EXERCISE.
From the data that follows, copy every line holding the string "ANSWER".

Stored data entries:
────────
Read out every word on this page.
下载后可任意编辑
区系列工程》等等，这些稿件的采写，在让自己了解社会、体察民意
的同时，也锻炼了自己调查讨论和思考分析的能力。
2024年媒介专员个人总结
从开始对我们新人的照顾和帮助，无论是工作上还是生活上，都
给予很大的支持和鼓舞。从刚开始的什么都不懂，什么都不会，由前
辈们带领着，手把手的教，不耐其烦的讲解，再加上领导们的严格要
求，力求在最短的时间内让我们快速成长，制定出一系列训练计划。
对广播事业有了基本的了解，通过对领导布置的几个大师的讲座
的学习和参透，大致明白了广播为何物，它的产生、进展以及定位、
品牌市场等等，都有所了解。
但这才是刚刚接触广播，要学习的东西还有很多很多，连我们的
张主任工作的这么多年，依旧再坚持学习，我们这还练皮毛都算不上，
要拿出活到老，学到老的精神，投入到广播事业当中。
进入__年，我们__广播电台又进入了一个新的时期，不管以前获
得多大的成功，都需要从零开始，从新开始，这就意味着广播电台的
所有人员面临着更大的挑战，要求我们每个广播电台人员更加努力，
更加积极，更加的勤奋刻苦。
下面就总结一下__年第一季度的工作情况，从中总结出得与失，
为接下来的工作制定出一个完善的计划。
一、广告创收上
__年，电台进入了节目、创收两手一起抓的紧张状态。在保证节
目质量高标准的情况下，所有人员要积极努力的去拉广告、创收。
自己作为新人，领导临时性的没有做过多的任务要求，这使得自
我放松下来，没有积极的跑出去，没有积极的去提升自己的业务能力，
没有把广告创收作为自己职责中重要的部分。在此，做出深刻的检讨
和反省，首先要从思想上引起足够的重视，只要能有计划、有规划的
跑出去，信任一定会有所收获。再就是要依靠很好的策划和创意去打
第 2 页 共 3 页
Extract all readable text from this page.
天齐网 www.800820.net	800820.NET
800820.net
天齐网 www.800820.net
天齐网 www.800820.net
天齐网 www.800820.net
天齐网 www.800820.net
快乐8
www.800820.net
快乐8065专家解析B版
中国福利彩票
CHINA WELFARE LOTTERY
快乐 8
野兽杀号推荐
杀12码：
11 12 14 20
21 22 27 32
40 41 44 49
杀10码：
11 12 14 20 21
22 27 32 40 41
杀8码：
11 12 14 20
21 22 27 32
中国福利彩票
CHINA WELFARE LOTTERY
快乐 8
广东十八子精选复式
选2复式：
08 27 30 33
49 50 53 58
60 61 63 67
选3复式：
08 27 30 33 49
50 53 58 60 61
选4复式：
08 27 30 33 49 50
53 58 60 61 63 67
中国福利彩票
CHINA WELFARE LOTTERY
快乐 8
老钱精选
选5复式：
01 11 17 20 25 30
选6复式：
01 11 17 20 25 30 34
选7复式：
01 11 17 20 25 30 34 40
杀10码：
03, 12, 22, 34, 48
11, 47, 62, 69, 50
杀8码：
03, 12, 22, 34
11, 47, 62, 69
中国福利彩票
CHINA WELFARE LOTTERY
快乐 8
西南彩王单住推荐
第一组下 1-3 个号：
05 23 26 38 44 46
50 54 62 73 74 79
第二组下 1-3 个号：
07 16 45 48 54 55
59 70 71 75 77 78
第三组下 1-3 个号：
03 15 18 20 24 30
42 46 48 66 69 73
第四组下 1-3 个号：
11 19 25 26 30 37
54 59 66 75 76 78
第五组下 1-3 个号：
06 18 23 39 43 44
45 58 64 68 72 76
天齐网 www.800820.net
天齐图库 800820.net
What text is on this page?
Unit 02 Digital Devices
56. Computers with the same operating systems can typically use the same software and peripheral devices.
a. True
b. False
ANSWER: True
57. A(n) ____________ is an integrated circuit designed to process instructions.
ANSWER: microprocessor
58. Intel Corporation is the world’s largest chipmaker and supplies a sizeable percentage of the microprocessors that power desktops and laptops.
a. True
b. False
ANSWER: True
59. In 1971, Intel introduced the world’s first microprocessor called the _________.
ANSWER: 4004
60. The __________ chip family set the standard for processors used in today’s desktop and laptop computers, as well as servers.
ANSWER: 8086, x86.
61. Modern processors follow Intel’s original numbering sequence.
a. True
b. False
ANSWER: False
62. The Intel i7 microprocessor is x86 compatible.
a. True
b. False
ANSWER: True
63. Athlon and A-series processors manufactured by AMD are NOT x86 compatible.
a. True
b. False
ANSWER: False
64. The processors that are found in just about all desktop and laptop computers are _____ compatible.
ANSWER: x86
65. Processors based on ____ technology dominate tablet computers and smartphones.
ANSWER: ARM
────────
TASK SOLUTION.
ANSWER: True
ANSWER: microprocessor
ANSWER: True
ANSWER: 4004
ANSWER: 8086, x86.
ANSWER: False
ANSWER: True
ANSWER: False
ANSWER: x86
ANSWER: ARM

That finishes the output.